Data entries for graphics

************

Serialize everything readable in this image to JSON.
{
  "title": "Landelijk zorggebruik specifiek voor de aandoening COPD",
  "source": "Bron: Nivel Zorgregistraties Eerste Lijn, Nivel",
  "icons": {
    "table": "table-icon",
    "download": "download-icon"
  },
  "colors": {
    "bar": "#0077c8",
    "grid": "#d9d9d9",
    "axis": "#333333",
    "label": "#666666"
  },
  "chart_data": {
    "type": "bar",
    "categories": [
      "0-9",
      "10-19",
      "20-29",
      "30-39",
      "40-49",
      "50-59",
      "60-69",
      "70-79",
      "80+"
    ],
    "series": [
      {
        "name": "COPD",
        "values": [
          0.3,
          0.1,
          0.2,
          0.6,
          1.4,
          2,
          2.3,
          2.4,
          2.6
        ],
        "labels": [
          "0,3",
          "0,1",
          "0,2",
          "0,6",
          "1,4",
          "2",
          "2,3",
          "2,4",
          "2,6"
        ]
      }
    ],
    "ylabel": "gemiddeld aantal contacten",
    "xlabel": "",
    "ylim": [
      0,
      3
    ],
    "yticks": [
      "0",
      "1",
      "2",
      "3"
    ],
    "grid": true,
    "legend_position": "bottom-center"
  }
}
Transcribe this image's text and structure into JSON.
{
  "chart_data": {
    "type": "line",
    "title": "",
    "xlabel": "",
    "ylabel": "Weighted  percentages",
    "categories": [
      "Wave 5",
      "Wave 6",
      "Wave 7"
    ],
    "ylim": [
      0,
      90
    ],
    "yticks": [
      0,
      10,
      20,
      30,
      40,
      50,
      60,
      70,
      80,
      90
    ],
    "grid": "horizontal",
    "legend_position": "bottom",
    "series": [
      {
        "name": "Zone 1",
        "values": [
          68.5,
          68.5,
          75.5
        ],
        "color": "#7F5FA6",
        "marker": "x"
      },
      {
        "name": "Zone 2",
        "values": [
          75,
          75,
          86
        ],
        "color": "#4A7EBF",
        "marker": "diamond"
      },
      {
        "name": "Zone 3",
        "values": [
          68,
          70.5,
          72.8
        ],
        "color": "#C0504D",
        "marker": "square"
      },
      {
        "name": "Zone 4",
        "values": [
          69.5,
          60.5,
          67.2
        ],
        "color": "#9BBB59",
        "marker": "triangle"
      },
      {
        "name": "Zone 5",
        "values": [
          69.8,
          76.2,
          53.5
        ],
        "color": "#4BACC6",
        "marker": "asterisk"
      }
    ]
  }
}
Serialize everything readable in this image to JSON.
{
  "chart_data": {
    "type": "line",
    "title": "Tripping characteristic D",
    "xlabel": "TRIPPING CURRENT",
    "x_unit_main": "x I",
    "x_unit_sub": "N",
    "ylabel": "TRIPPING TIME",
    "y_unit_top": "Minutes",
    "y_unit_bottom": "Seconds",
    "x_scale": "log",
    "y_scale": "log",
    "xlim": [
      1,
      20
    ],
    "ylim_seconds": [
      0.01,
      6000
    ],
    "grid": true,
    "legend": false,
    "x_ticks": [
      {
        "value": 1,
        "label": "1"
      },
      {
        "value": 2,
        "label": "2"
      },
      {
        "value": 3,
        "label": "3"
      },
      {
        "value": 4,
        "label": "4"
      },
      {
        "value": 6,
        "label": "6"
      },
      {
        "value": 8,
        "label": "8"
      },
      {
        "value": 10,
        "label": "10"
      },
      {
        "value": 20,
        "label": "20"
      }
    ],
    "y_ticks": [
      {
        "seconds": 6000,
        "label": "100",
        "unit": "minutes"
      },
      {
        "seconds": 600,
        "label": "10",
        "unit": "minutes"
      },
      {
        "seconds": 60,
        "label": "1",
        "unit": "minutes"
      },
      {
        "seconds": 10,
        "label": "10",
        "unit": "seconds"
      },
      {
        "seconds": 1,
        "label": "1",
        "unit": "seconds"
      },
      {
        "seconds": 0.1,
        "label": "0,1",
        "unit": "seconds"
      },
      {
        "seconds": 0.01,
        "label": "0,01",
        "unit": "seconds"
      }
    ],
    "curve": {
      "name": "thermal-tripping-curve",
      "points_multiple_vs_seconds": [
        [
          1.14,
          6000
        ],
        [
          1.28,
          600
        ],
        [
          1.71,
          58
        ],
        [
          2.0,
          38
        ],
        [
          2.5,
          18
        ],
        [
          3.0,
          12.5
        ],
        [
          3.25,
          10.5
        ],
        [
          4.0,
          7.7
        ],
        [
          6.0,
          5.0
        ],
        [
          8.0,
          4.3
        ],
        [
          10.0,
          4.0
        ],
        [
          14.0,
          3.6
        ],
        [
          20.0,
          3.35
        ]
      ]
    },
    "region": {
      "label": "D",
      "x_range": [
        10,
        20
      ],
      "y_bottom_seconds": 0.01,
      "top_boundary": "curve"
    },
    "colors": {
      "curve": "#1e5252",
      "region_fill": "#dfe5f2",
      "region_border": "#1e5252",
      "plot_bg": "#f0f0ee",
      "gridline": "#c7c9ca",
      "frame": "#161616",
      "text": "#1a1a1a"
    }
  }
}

************

WHAT TO WORK ON: Transcribe every entry word for word.

PROBLEM SOLUTION:
Serialize everything readable in this image to JSON.
{
  "title": "Landelijk zorggebruik specifiek voor de aandoening COPD",
  "source": "Bron: Nivel Zorgregistraties Eerste Lijn, Nivel",
  "icons": {
    "table": "table-icon",
    "download": "download-icon"
  },
  "colors": {
    "bar": "#0077c8",
    "grid": "#d9d9d9",
    "axis": "#333333",
    "label": "#666666"
  },
  "chart_data": {
    "type": "bar",
    "categories": [
      "0-9",
      "10-19",
      "20-29",
      "30-39",
      "40-49",
      "50-59",
      "60-69",
      "70-79",
      "80+"
    ],
    "series": [
      {
        "name": "COPD",
        "values": [
          0.3,
          0.1,
          0.2,
          0.6,
          1.4,
          2,
          2.3,
          2.4,
          2.6
        ],
        "labels": [
          "0,3",
          "0,1",
          "0,2",
          "0,6",
          "1,4",
          "2",
          "2,3",
          "2,4",
          "2,6"
        ]
      }
    ],
    "ylabel": "gemiddeld aantal contacten",
    "xlabel": "",
    "ylim": [
      0,
      3
    ],
    "yticks": [
      "0",
      "1",
      "2",
      "3"
    ],
    "grid": true,
    "legend_position": "bottom-center"
  }
}
Transcribe this image's text and structure into JSON.
{
  "chart_data": {
    "type": "line",
    "title": "",
    "xlabel": "",
    "ylabel": "Weighted  percentages",
    "categories": [
      "Wave 5",
      "Wave 6",
      "Wave 7"
    ],
    "ylim": [
      0,
      90
    ],
    "yticks": [
      0,
      10,
      20,
      30,
      40,
      50,
      60,
      70,
      80,
      90
    ],
    "grid": "horizontal",
    "legend_position": "bottom",
    "series": [
      {
        "name": "Zone 1",
        "values": [
          68.5,
          68.5,
          75.5
        ],
        "color": "#7F5FA6",
        "marker": "x"
      },
      {
        "name": "Zone 2",
        "values": [
          75,
          75,
          86
        ],
        "color": "#4A7EBF",
        "marker": "diamond"
      },
      {
        "name": "Zone 3",
        "values": [
          68,
          70.5,
          72.8
        ],
        "color": "#C0504D",
        "marker": "square"
      },
      {
        "name": "Zone 4",
        "values": [
          69.5,
          60.5,
          67.2
        ],
        "color": "#9BBB59",
        "marker": "triangle"
      },
      {
        "name": "Zone 5",
        "values": [
          69.8,
          76.2,
          53.5
        ],
        "color": "#4BACC6",
        "marker": "asterisk"
      }
    ]
  }
}
Serialize everything readable in this image to JSON.
{
  "chart_data": {
    "type": "line",
    "title": "Tripping characteristic D",
    "xlabel": "TRIPPING CURRENT",
    "x_unit_main": "x I",
    "x_unit_sub": "N",
    "ylabel": "TRIPPING TIME",
    "y_unit_top": "Minutes",
    "y_unit_bottom": "Seconds",
    "x_scale": "log",
    "y_scale": "log",
    "xlim": [
      1,
      20
    ],
    "ylim_seconds": [
      0.01,
      6000
    ],
    "grid": true,
    "legend": false,
    "x_ticks": [
      {
        "value": 1,
        "label": "1"
      },
      {
        "value": 2,
        "label": "2"
      },
      {
        "value": 3,
        "label": "3"
      },
      {
        "value": 4,
        "label": "4"
      },
      {
        "value": 6,
        "label": "6"
      },
      {
        "value": 8,
        "label": "8"
      },
      {
        "value": 10,
        "label": "10"
      },
      {
        "value": 20,
        "label": "20"
      }
    ],
    "y_ticks": [
      {
        "seconds": 6000,
        "label": "100",
        "unit": "minutes"
      },
      {
        "seconds": 600,
        "label": "10",
        "unit": "minutes"
      },
      {
        "seconds": 60,
        "label": "1",
        "unit": "minutes"
      },
      {
        "seconds": 10,
        "label": "10",
        "unit": "seconds"
      },
      {
        "seconds": 1,
        "label": "1",
        "unit": "seconds"
      },
      {
        "seconds": 0.1,
        "label": "0,1",
        "unit": "seconds"
      },
      {
        "seconds": 0.01,
        "label": "0,01",
        "unit": "seconds"
      }
    ],
    "curve": {
      "name": "thermal-tripping-curve",
      "points_multiple_vs_seconds": [
        [
          1.14,
          6000
        ],
        [
          1.28,
          600
        ],
        [
          1.71,
          58
        ],
        [
          2.0,
          38
        ],
        [
          2.5,
          18
        ],
        [
          3.0,
          12.5
        ],
        [
          3.25,
          10.5
        ],
        [
          4.0,
          7.7
        ],
        [
          6.0,
          5.0
        ],
        [
          8.0,
          4.3
        ],
        [
          10.0,
          4.0
        ],
        [
          14.0,
          3.6
        ],
        [
          20.0,
          3.35
        ]
      ]
    },
    "region": {
      "label": "D",
      "x_range": [
        10,
        20
      ],
      "y_bottom_seconds": 0.01,
      "top_boundary": "curve"
    },
    "colors": {
      "curve": "#1e5252",
      "region_fill": "#dfe5f2",
      "region_border": "#1e5252",
      "plot_bg": "#f0f0ee",
      "gridline": "#c7c9ca",
      "frame": "#161616",
      "text": "#1a1a1a"
    }
  }
}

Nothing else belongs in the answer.